==== PROVIDED RECORDS

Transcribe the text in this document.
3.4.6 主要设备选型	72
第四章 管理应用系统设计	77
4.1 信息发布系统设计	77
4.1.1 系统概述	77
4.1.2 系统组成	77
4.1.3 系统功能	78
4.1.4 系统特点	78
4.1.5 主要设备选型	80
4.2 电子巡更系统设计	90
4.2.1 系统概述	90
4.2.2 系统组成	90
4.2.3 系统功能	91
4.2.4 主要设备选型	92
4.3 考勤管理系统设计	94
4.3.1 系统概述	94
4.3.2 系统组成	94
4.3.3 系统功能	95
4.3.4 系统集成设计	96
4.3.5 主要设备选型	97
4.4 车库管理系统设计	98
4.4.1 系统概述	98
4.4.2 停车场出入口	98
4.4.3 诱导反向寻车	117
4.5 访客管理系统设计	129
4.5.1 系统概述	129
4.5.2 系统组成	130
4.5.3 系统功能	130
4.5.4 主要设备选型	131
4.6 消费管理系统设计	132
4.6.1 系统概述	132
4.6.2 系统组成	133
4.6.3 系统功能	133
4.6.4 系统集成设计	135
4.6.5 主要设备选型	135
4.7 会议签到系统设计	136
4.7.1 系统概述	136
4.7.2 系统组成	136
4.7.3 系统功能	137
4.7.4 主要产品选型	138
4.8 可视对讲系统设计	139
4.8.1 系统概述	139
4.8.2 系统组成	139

========

_TASK DETAILS_
Keep only those lines of the records that hold "系统功能", and return them.

_SOLUTION FOR THIS EXERCISE_
4.1.3 系统功能	78
4.2.3 系统功能	91
4.3.3 系统功能	95
4.5.3 系统功能	130
4.6.3 系统功能	133
4.7.3 系统功能	137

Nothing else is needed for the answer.